━━━ MATERIAL

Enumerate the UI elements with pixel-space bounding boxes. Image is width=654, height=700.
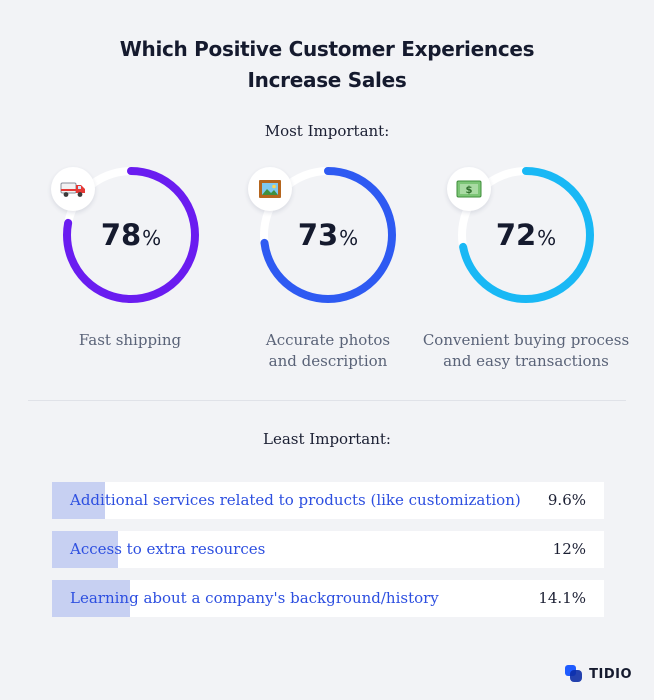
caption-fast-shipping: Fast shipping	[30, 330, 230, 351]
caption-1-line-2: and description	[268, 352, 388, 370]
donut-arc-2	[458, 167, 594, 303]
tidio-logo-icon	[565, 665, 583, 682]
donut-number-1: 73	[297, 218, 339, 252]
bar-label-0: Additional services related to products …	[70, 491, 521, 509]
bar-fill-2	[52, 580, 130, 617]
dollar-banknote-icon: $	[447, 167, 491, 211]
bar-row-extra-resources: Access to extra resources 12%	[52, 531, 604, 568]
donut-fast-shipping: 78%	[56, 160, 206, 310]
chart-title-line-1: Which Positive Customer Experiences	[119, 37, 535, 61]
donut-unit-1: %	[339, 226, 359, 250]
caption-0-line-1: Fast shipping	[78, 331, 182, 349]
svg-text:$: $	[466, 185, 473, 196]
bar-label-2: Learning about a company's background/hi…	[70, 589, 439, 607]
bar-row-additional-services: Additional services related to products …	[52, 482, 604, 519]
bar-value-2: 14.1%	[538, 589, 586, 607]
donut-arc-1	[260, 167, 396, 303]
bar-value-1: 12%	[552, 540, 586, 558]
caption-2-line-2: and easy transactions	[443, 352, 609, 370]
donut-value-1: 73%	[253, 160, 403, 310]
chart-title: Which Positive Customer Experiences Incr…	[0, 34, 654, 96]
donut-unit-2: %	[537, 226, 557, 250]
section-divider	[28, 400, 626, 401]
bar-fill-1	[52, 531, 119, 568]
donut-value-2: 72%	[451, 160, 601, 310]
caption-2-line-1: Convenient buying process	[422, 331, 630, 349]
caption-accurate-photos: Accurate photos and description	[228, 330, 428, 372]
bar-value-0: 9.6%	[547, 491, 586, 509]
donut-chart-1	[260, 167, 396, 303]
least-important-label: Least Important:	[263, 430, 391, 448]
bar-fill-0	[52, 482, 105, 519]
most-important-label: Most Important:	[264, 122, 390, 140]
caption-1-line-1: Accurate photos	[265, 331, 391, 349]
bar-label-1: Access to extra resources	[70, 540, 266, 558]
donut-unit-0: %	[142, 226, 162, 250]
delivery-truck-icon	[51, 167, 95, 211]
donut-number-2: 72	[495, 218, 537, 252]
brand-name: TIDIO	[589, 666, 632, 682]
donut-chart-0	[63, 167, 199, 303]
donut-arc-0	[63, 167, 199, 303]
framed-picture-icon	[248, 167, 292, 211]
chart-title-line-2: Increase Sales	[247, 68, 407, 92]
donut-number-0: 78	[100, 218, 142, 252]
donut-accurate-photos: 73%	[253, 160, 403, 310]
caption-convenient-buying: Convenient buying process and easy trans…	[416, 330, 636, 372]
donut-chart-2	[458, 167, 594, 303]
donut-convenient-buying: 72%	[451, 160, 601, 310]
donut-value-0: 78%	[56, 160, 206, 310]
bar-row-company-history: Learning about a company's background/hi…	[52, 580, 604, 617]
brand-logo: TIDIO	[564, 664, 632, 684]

━━━━━━
━━━ MATERIAL

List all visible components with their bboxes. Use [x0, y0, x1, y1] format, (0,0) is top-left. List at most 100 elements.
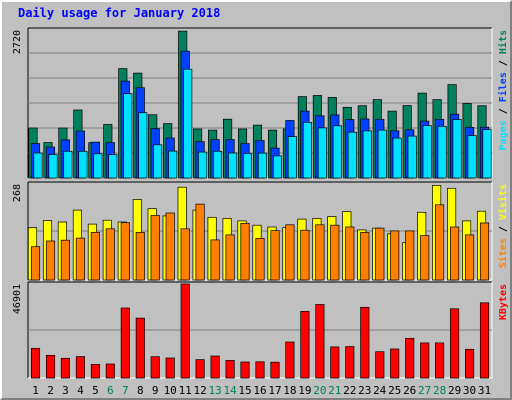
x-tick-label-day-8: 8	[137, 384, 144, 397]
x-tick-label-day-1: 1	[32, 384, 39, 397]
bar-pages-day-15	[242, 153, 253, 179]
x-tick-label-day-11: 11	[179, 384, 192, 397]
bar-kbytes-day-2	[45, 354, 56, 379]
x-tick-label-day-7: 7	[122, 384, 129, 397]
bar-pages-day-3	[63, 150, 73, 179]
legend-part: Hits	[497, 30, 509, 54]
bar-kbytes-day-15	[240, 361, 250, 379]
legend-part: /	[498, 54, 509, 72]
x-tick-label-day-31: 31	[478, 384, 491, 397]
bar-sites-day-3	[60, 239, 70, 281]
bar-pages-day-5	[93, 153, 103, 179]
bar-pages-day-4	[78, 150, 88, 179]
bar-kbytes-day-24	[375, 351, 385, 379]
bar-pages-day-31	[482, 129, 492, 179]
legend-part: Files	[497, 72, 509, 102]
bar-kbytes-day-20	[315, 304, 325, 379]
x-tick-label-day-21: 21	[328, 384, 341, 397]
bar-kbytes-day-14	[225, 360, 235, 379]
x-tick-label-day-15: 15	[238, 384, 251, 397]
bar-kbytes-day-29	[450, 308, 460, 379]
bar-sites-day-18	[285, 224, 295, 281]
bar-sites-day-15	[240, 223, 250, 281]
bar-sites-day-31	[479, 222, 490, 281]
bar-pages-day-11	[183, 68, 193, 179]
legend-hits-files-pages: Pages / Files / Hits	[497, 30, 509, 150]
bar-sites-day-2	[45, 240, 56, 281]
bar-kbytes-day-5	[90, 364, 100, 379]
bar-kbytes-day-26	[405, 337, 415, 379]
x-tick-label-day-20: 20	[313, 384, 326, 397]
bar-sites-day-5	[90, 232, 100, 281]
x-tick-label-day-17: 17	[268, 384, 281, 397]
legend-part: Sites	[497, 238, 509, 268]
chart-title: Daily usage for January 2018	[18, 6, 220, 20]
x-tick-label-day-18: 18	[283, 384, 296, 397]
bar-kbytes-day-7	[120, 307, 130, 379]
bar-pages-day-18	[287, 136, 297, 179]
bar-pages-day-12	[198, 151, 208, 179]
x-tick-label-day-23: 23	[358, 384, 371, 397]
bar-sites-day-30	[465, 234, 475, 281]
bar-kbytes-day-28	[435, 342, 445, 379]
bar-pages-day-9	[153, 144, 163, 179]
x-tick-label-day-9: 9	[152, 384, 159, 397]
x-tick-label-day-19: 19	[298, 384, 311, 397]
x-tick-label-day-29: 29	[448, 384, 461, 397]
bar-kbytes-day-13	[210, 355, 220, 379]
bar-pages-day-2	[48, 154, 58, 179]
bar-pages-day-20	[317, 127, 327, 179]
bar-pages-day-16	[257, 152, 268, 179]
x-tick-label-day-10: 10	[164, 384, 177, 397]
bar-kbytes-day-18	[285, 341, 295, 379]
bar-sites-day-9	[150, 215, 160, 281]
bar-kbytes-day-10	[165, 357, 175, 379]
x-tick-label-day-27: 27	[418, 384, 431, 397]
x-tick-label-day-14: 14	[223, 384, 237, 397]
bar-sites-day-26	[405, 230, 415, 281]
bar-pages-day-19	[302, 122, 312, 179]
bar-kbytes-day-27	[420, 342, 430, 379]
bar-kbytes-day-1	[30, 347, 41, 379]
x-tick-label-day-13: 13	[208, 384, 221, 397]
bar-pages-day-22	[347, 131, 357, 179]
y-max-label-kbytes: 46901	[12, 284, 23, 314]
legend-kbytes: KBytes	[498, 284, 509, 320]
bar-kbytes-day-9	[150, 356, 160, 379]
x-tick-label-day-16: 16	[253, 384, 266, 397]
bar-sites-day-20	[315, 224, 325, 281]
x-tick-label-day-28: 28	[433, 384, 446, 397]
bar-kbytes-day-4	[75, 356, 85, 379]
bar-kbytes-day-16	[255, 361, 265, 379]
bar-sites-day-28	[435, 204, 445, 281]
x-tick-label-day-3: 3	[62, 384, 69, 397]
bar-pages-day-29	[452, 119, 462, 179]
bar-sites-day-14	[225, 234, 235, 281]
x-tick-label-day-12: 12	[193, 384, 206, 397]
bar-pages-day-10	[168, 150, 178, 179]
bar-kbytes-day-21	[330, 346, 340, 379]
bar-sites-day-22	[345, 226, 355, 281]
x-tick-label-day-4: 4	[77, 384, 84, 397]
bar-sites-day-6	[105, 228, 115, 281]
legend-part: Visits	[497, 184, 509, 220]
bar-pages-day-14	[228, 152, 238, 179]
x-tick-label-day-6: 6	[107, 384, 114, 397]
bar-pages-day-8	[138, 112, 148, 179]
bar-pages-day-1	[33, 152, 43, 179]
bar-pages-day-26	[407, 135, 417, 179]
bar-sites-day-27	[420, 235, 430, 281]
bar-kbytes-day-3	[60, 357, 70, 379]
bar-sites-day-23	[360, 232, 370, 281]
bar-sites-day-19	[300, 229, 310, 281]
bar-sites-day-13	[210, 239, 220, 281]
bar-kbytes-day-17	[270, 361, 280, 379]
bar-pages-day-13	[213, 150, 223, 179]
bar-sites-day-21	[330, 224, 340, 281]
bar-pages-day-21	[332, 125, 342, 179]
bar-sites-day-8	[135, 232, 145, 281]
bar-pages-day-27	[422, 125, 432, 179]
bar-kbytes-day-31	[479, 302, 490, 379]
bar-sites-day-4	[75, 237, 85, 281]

━━━━━━

◆ TASK STATEMENT
Copy out the lines from the one containing "384, 144, 397]" through the one containing "304, 325, 379]", both included, character for character.

◆ WRITTEN SOLUTION
x-tick-label-day-8: 8	[137, 384, 144, 397]
x-tick-label-day-1: 1	[32, 384, 39, 397]
bar-pages-day-15	[242, 153, 253, 179]
x-tick-label-day-11: 11	[179, 384, 192, 397]
bar-kbytes-day-2	[45, 354, 56, 379]
x-tick-label-day-7: 7	[122, 384, 129, 397]
bar-pages-day-3	[63, 150, 73, 179]
legend-part: Hits	[497, 30, 509, 54]
bar-kbytes-day-15	[240, 361, 250, 379]
legend-part: /	[498, 54, 509, 72]
x-tick-label-day-31: 31	[478, 384, 491, 397]
bar-sites-day-3	[60, 239, 70, 281]
bar-pages-day-5	[93, 153, 103, 179]
bar-pages-day-4	[78, 150, 88, 179]
bar-kbytes-day-24	[375, 351, 385, 379]
bar-pages-day-31	[482, 129, 492, 179]
legend-part: Files	[497, 72, 509, 102]
bar-kbytes-day-20	[315, 304, 325, 379]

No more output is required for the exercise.